Stored items ->
◇ ◇ ◇ ◇ ◇
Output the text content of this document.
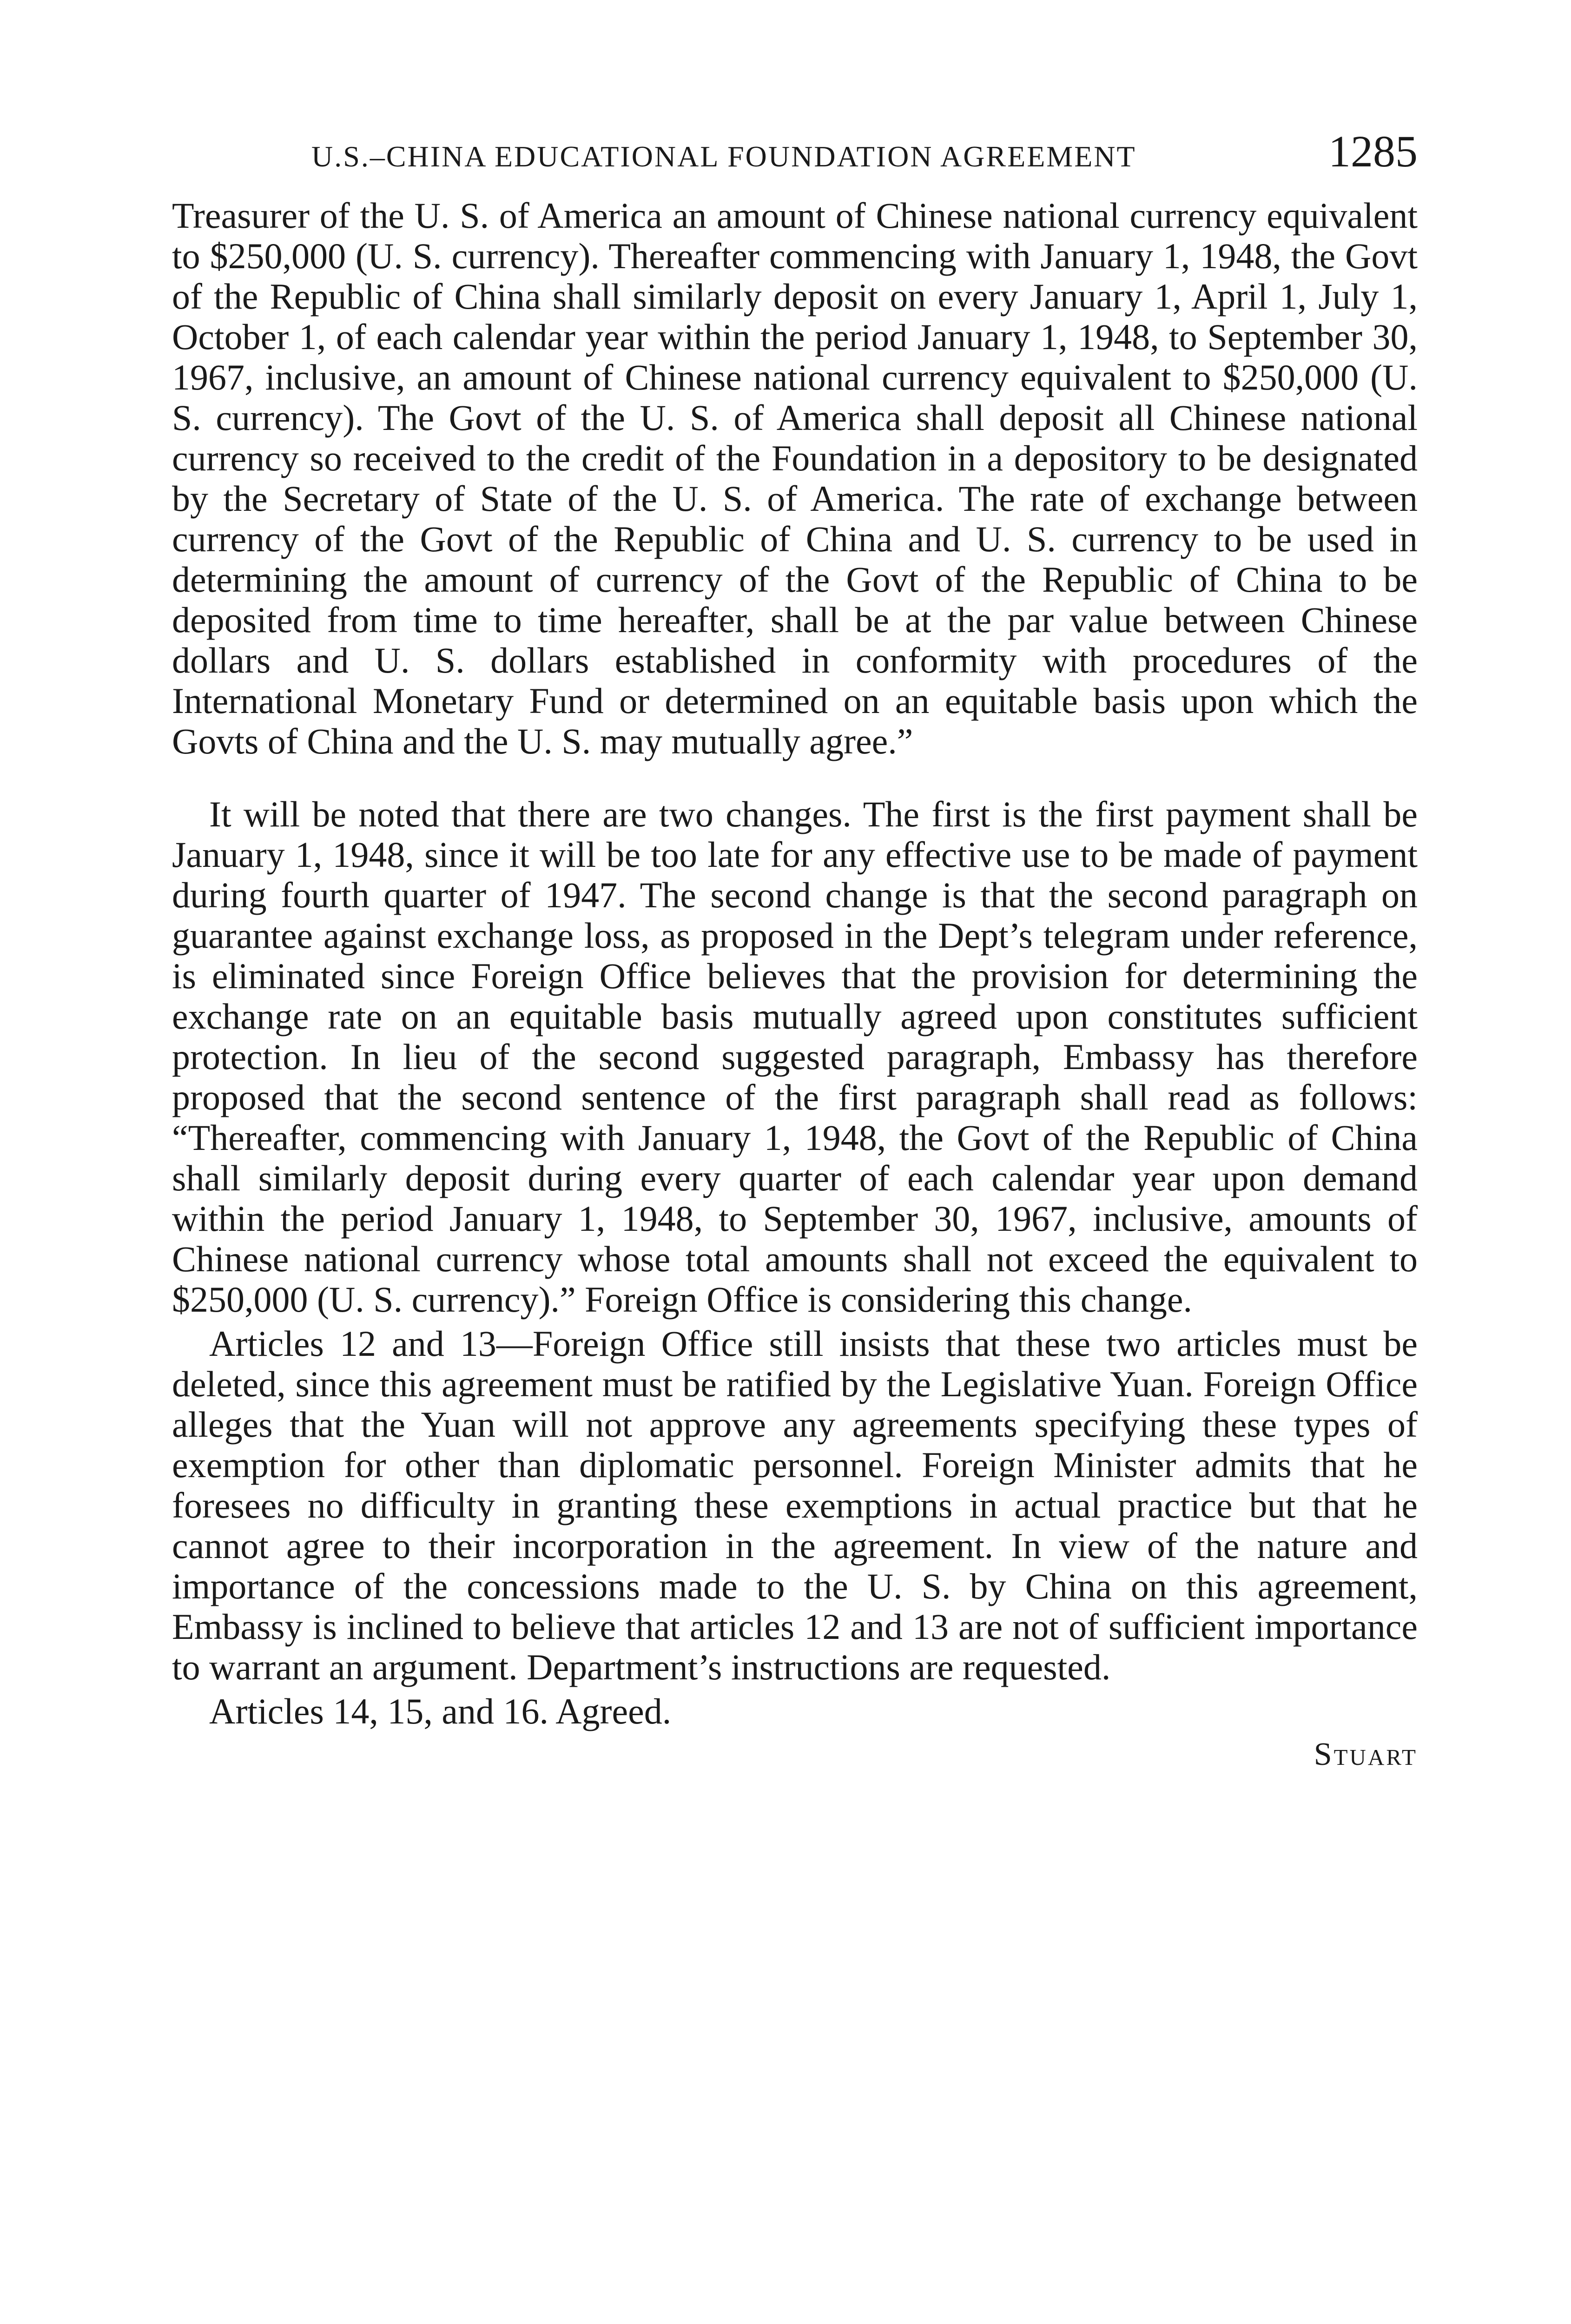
U.S.–CHINA EDUCATIONAL FOUNDATION AGREEMENT	1285

Treasurer of the U. S. of America an amount of Chinese national currency equivalent to $250,000 (U. S. currency). Thereafter commencing with January 1, 1948, the Govt of the Republic of China shall similarly deposit on every January 1, April 1, July 1, October 1, of each calendar year within the period January 1, 1948, to September 30, 1967, inclusive, an amount of Chinese national currency equivalent to $250,000 (U. S. currency). The Govt of the U. S. of America shall deposit all Chinese national currency so received to the credit of the Foundation in a depository to be designated by the Secretary of State of the U. S. of America. The rate of exchange between currency of the Govt of the Republic of China and U. S. currency to be used in determining the amount of currency of the Govt of the Republic of China to be deposited from time to time hereafter, shall be at the par value between Chinese dollars and U. S. dollars established in conformity with procedures of the International Monetary Fund or determined on an equitable basis upon which the Govts of China and the U. S. may mutually agree.”

It will be noted that there are two changes. The first is the first payment shall be January 1, 1948, since it will be too late for any effective use to be made of payment during fourth quarter of 1947. The second change is that the second paragraph on guarantee against exchange loss, as proposed in the Dept’s telegram under reference, is eliminated since Foreign Office believes that the provision for determining the exchange rate on an equitable basis mutually agreed upon constitutes sufficient protection. In lieu of the second suggested paragraph, Embassy has therefore proposed that the second sentence of the first paragraph shall read as follows: “Thereafter, commencing with January 1, 1948, the Govt of the Republic of China shall similarly deposit during every quarter of each calendar year upon demand within the period January 1, 1948, to September 30, 1967, inclusive, amounts of Chinese national currency whose total amounts shall not exceed the equivalent to $250,000 (U. S. currency).” Foreign Office is considering this change.

Articles 12 and 13—Foreign Office still insists that these two articles must be deleted, since this agreement must be ratified by the Legislative Yuan. Foreign Office alleges that the Yuan will not approve any agreements specifying these types of exemption for other than diplomatic personnel. Foreign Minister admits that he foresees no difficulty in granting these exemptions in actual practice but that he cannot agree to their incorporation in the agreement. In view of the nature and importance of the concessions made to the U. S. by China on this agreement, Embassy is inclined to believe that articles 12 and 13 are not of sufficient importance to warrant an argument. Department’s instructions are requested.

Articles 14, 15, and 16. Agreed.

Stuart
◇ ◇ ◇ ◇ ◇
What is asked ->
Pictures in the records above are left out; print everything else exactly as written.

Reply ->
Output the text content of this document.
U.S.–CHINA EDUCATIONAL FOUNDATION AGREEMENT	1285

Treasurer of the U. S. of America an amount of Chinese national currency equivalent to $250,000 (U. S. currency). Thereafter commencing with January 1, 1948, the Govt of the Republic of China shall similarly deposit on every January 1, April 1, July 1, October 1, of each calendar year within the period January 1, 1948, to September 30, 1967, inclusive, an amount of Chinese national currency equivalent to $250,000 (U. S. currency). The Govt of the U. S. of America shall deposit all Chinese national currency so received to the credit of the Foundation in a depository to be designated by the Secretary of State of the U. S. of America. The rate of exchange between currency of the Govt of the Republic of China and U. S. currency to be used in determining the amount of currency of the Govt of the Republic of China to be deposited from time to time hereafter, shall be at the par value between Chinese dollars and U. S. dollars established in conformity with procedures of the International Monetary Fund or determined on an equitable basis upon which the Govts of China and the U. S. may mutually agree.”

It will be noted that there are two changes. The first is the first payment shall be January 1, 1948, since it will be too late for any effective use to be made of payment during fourth quarter of 1947. The second change is that the second paragraph on guarantee against exchange loss, as proposed in the Dept’s telegram under reference, is eliminated since Foreign Office believes that the provision for determining the exchange rate on an equitable basis mutually agreed upon constitutes sufficient protection. In lieu of the second suggested paragraph, Embassy has therefore proposed that the second sentence of the first paragraph shall read as follows: “Thereafter, commencing with January 1, 1948, the Govt of the Republic of China shall similarly deposit during every quarter of each calendar year upon demand within the period January 1, 1948, to September 30, 1967, inclusive, amounts of Chinese national currency whose total amounts shall not exceed the equivalent to $250,000 (U. S. currency).” Foreign Office is considering this change.

Articles 12 and 13—Foreign Office still insists that these two articles must be deleted, since this agreement must be ratified by the Legislative Yuan. Foreign Office alleges that the Yuan will not approve any agreements specifying these types of exemption for other than diplomatic personnel. Foreign Minister admits that he foresees no difficulty in granting these exemptions in actual practice but that he cannot agree to their incorporation in the agreement. In view of the nature and importance of the concessions made to the U. S. by China on this agreement, Embassy is inclined to believe that articles 12 and 13 are not of sufficient importance to warrant an argument. Department’s instructions are requested.

Articles 14, 15, and 16. Agreed.

Stuart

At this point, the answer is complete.